Entries with figure data

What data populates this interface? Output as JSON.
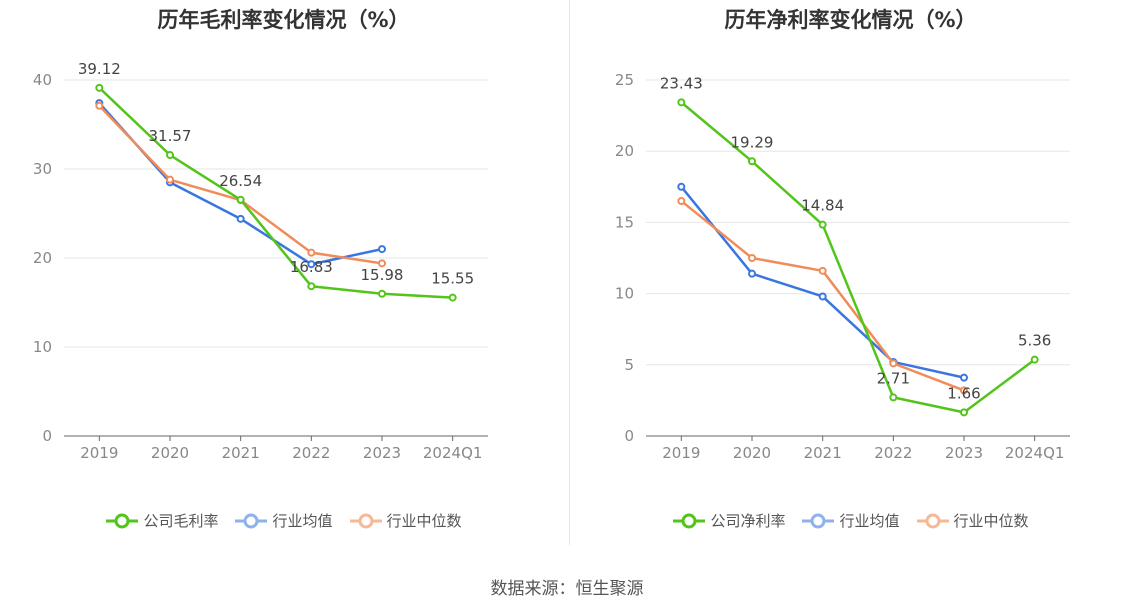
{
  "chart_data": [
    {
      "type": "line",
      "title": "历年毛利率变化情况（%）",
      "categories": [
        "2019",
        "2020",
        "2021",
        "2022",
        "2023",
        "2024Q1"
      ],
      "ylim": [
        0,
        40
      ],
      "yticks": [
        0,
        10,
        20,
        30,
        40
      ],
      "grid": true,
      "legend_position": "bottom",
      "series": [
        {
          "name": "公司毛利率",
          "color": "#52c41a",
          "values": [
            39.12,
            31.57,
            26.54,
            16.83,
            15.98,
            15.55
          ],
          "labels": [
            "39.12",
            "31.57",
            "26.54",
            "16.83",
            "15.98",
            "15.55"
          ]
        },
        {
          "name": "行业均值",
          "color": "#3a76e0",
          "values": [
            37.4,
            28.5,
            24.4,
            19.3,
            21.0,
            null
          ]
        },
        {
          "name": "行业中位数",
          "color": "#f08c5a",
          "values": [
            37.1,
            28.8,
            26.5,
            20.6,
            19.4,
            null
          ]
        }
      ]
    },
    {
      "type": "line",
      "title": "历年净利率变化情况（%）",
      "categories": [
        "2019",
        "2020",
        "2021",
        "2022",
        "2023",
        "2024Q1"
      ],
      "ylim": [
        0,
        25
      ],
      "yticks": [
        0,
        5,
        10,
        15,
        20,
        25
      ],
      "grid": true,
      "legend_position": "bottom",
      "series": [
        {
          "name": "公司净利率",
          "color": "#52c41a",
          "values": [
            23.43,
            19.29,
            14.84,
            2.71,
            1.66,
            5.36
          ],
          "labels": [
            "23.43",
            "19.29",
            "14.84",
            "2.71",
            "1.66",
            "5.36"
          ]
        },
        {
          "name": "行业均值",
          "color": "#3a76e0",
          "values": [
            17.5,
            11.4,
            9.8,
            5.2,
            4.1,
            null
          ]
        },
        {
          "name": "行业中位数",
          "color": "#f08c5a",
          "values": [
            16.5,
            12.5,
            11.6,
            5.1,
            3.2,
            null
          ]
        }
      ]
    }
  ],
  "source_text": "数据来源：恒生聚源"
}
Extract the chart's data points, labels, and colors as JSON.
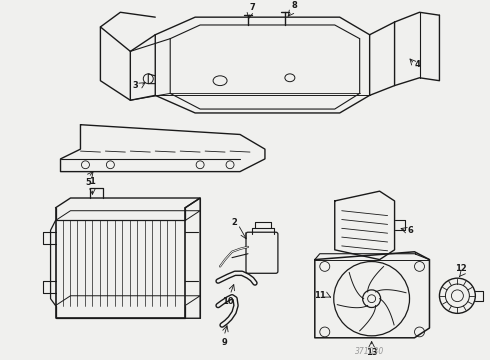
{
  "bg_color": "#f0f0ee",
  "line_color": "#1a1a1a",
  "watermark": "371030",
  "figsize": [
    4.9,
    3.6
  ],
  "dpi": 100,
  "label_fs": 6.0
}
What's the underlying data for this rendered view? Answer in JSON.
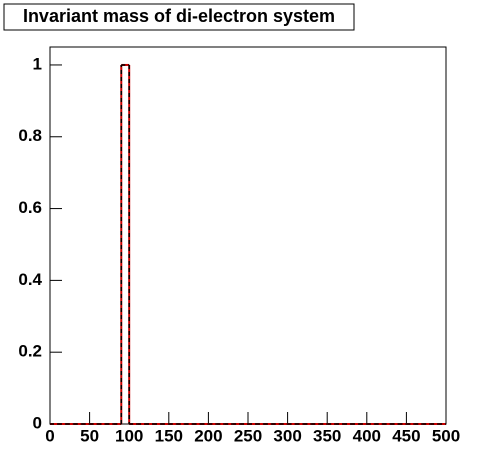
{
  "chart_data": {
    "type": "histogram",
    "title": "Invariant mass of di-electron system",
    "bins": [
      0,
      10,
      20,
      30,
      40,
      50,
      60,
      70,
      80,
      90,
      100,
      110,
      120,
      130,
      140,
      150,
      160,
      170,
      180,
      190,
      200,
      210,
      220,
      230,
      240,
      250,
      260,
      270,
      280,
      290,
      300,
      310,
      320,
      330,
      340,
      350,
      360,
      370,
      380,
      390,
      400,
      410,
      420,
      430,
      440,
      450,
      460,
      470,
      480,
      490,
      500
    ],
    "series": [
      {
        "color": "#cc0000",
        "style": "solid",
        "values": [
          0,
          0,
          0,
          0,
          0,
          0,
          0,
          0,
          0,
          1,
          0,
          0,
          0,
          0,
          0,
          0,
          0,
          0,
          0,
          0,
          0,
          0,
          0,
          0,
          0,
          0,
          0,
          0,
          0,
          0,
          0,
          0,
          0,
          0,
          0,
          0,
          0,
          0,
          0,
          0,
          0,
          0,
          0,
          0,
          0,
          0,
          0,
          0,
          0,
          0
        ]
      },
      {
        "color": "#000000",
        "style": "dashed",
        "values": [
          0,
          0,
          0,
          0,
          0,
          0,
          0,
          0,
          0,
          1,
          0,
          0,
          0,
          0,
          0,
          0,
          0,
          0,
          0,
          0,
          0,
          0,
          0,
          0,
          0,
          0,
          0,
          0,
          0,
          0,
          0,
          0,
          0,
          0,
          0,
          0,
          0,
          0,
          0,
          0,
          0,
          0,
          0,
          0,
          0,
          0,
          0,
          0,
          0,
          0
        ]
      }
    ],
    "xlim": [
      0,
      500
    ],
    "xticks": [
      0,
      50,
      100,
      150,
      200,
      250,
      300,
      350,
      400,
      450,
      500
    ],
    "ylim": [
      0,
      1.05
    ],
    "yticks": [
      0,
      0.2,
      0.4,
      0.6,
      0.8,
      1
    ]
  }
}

PROBLEM REQUIREMENTS: Drop the pictures and reproduce the rest of the entries above exactly.

ANSWER TO THE TASK:
What data populates this interface? Output as JSON.
{
  "chart_data": [
    {
      "type": "line",
      "title": "历年毛利率变化情况（%）",
      "categories": [
        "2019",
        "2020",
        "2021",
        "2022",
        "2023",
        "2024Q1"
      ],
      "ylim": [
        0,
        40
      ],
      "yticks": [
        0,
        10,
        20,
        30,
        40
      ],
      "grid": true,
      "legend_position": "bottom",
      "series": [
        {
          "name": "公司毛利率",
          "color": "#52c41a",
          "values": [
            39.12,
            31.57,
            26.54,
            16.83,
            15.98,
            15.55
          ],
          "labels": [
            "39.12",
            "31.57",
            "26.54",
            "16.83",
            "15.98",
            "15.55"
          ]
        },
        {
          "name": "行业均值",
          "color": "#3a76e0",
          "values": [
            37.4,
            28.5,
            24.4,
            19.3,
            21.0,
            null
          ]
        },
        {
          "name": "行业中位数",
          "color": "#f08c5a",
          "values": [
            37.1,
            28.8,
            26.5,
            20.6,
            19.4,
            null
          ]
        }
      ]
    },
    {
      "type": "line",
      "title": "历年净利率变化情况（%）",
      "categories": [
        "2019",
        "2020",
        "2021",
        "2022",
        "2023",
        "2024Q1"
      ],
      "ylim": [
        0,
        25
      ],
      "yticks": [
        0,
        5,
        10,
        15,
        20,
        25
      ],
      "grid": true,
      "legend_position": "bottom",
      "series": [
        {
          "name": "公司净利率",
          "color": "#52c41a",
          "values": [
            23.43,
            19.29,
            14.84,
            2.71,
            1.66,
            5.36
          ],
          "labels": [
            "23.43",
            "19.29",
            "14.84",
            "2.71",
            "1.66",
            "5.36"
          ]
        },
        {
          "name": "行业均值",
          "color": "#3a76e0",
          "values": [
            17.5,
            11.4,
            9.8,
            5.2,
            4.1,
            null
          ]
        },
        {
          "name": "行业中位数",
          "color": "#f08c5a",
          "values": [
            16.5,
            12.5,
            11.6,
            5.1,
            3.2,
            null
          ]
        }
      ]
    }
  ],
  "source_text": "数据来源：恒生聚源"
}
Extract the chart's data points, labels, and colors as JSON.
{
  "bg_color": "#f0f0ee",
  "line_color": "#1a1a1a",
  "watermark": "371030",
  "figsize": [
    4.9,
    3.6
  ],
  "dpi": 100,
  "label_fs": 6.0
}
What's the underlying data for this rendered view? Answer in JSON.
{
  "chart_data": {
    "type": "histogram",
    "title": "Invariant mass of di-electron system",
    "bins": [
      0,
      10,
      20,
      30,
      40,
      50,
      60,
      70,
      80,
      90,
      100,
      110,
      120,
      130,
      140,
      150,
      160,
      170,
      180,
      190,
      200,
      210,
      220,
      230,
      240,
      250,
      260,
      270,
      280,
      290,
      300,
      310,
      320,
      330,
      340,
      350,
      360,
      370,
      380,
      390,
      400,
      410,
      420,
      430,
      440,
      450,
      460,
      470,
      480,
      490,
      500
    ],
    "series": [
      {
        "color": "#cc0000",
        "style": "solid",
        "values": [
          0,
          0,
          0,
          0,
          0,
          0,
          0,
          0,
          0,
          1,
          0,
          0,
          0,
          0,
          0,
          0,
          0,
          0,
          0,
          0,
          0,
          0,
          0,
          0,
          0,
          0,
          0,
          0,
          0,
          0,
          0,
          0,
          0,
          0,
          0,
          0,
          0,
          0,
          0,
          0,
          0,
          0,
          0,
          0,
          0,
          0,
          0,
          0,
          0,
          0
        ]
      },
      {
        "color": "#000000",
        "style": "dashed",
        "values": [
          0,
          0,
          0,
          0,
          0,
          0,
          0,
          0,
          0,
          1,
          0,
          0,
          0,
          0,
          0,
          0,
          0,
          0,
          0,
          0,
          0,
          0,
          0,
          0,
          0,
          0,
          0,
          0,
          0,
          0,
          0,
          0,
          0,
          0,
          0,
          0,
          0,
          0,
          0,
          0,
          0,
          0,
          0,
          0,
          0,
          0,
          0,
          0,
          0,
          0
        ]
      }
    ],
    "xlim": [
      0,
      500
    ],
    "xticks": [
      0,
      50,
      100,
      150,
      200,
      250,
      300,
      350,
      400,
      450,
      500
    ],
    "ylim": [
      0,
      1.05
    ],
    "yticks": [
      0,
      0.2,
      0.4,
      0.6,
      0.8,
      1
    ]
  }
}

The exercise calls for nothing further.